What needs to be done: Please output the lines shown below exactly as they appear.

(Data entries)
··········

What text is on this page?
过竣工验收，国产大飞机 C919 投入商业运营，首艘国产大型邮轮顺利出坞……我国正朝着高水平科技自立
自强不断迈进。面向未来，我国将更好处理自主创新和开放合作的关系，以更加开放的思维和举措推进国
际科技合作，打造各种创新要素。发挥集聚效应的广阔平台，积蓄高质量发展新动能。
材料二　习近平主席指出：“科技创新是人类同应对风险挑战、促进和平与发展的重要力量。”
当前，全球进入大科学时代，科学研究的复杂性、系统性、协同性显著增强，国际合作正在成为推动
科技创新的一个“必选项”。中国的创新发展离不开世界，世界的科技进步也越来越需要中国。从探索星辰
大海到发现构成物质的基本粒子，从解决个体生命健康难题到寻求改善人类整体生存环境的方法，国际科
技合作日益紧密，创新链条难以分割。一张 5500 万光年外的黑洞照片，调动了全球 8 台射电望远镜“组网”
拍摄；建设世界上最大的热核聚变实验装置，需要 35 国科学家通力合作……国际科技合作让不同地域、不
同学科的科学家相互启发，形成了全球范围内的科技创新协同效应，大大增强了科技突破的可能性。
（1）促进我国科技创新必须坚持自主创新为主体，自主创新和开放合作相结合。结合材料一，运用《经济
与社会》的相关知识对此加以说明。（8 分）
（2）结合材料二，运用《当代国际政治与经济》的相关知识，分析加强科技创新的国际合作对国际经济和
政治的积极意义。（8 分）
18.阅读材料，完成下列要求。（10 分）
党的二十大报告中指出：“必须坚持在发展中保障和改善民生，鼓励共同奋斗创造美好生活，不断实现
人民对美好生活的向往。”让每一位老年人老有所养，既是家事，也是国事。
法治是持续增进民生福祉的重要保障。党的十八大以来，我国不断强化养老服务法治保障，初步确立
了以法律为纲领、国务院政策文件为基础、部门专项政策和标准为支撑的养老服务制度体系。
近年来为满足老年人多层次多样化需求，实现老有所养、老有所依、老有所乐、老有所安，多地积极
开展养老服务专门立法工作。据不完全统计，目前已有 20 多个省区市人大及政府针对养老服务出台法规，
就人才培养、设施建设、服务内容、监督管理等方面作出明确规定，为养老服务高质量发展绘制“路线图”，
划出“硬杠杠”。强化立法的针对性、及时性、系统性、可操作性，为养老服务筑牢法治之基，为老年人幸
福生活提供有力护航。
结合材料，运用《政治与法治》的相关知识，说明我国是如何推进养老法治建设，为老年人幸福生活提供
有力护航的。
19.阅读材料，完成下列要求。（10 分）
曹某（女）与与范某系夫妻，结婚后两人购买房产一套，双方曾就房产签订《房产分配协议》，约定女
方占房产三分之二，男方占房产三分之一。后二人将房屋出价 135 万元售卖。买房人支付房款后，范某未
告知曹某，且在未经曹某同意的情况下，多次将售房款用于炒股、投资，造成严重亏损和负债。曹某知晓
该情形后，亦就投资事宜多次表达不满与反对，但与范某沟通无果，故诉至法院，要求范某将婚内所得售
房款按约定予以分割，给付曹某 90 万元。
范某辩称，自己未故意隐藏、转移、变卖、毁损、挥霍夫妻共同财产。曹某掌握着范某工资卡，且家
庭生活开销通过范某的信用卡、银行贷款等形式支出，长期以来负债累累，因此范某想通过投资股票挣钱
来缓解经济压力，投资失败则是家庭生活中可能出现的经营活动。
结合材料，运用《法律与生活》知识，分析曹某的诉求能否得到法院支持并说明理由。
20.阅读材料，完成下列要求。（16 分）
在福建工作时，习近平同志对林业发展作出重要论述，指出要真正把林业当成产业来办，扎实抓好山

··········

Completed exercise:
What text is on this page?
过竣工验收，国产大飞机 C919 投入商业运营，首艘国产大型邮轮顺利出坞……我国正朝着高水平科技自立
自强不断迈进。面向未来，我国将更好处理自主创新和开放合作的关系，以更加开放的思维和举措推进国
际科技合作，打造各种创新要素。发挥集聚效应的广阔平台，积蓄高质量发展新动能。
材料二　习近平主席指出：“科技创新是人类同应对风险挑战、促进和平与发展的重要力量。”
当前，全球进入大科学时代，科学研究的复杂性、系统性、协同性显著增强，国际合作正在成为推动
科技创新的一个“必选项”。中国的创新发展离不开世界，世界的科技进步也越来越需要中国。从探索星辰
大海到发现构成物质的基本粒子，从解决个体生命健康难题到寻求改善人类整体生存环境的方法，国际科
技合作日益紧密，创新链条难以分割。一张 5500 万光年外的黑洞照片，调动了全球 8 台射电望远镜“组网”
拍摄；建设世界上最大的热核聚变实验装置，需要 35 国科学家通力合作……国际科技合作让不同地域、不
同学科的科学家相互启发，形成了全球范围内的科技创新协同效应，大大增强了科技突破的可能性。
（1）促进我国科技创新必须坚持自主创新为主体，自主创新和开放合作相结合。结合材料一，运用《经济
与社会》的相关知识对此加以说明。（8 分）
（2）结合材料二，运用《当代国际政治与经济》的相关知识，分析加强科技创新的国际合作对国际经济和
政治的积极意义。（8 分）
18.阅读材料，完成下列要求。（10 分）
党的二十大报告中指出：“必须坚持在发展中保障和改善民生，鼓励共同奋斗创造美好生活，不断实现
人民对美好生活的向往。”让每一位老年人老有所养，既是家事，也是国事。
法治是持续增进民生福祉的重要保障。党的十八大以来，我国不断强化养老服务法治保障，初步确立
了以法律为纲领、国务院政策文件为基础、部门专项政策和标准为支撑的养老服务制度体系。
近年来为满足老年人多层次多样化需求，实现老有所养、老有所依、老有所乐、老有所安，多地积极
开展养老服务专门立法工作。据不完全统计，目前已有 20 多个省区市人大及政府针对养老服务出台法规，
就人才培养、设施建设、服务内容、监督管理等方面作出明确规定，为养老服务高质量发展绘制“路线图”，
划出“硬杠杠”。强化立法的针对性、及时性、系统性、可操作性，为养老服务筑牢法治之基，为老年人幸
福生活提供有力护航。
结合材料，运用《政治与法治》的相关知识，说明我国是如何推进养老法治建设，为老年人幸福生活提供
有力护航的。
19.阅读材料，完成下列要求。（10 分）
曹某（女）与与范某系夫妻，结婚后两人购买房产一套，双方曾就房产签订《房产分配协议》，约定女
方占房产三分之二，男方占房产三分之一。后二人将房屋出价 135 万元售卖。买房人支付房款后，范某未
告知曹某，且在未经曹某同意的情况下，多次将售房款用于炒股、投资，造成严重亏损和负债。曹某知晓
该情形后，亦就投资事宜多次表达不满与反对，但与范某沟通无果，故诉至法院，要求范某将婚内所得售
房款按约定予以分割，给付曹某 90 万元。
范某辩称，自己未故意隐藏、转移、变卖、毁损、挥霍夫妻共同财产。曹某掌握着范某工资卡，且家
庭生活开销通过范某的信用卡、银行贷款等形式支出，长期以来负债累累，因此范某想通过投资股票挣钱
来缓解经济压力，投资失败则是家庭生活中可能出现的经营活动。
结合材料，运用《法律与生活》知识，分析曹某的诉求能否得到法院支持并说明理由。
20.阅读材料，完成下列要求。（16 分）
在福建工作时，习近平同志对林业发展作出重要论述，指出要真正把林业当成产业来办，扎实抓好山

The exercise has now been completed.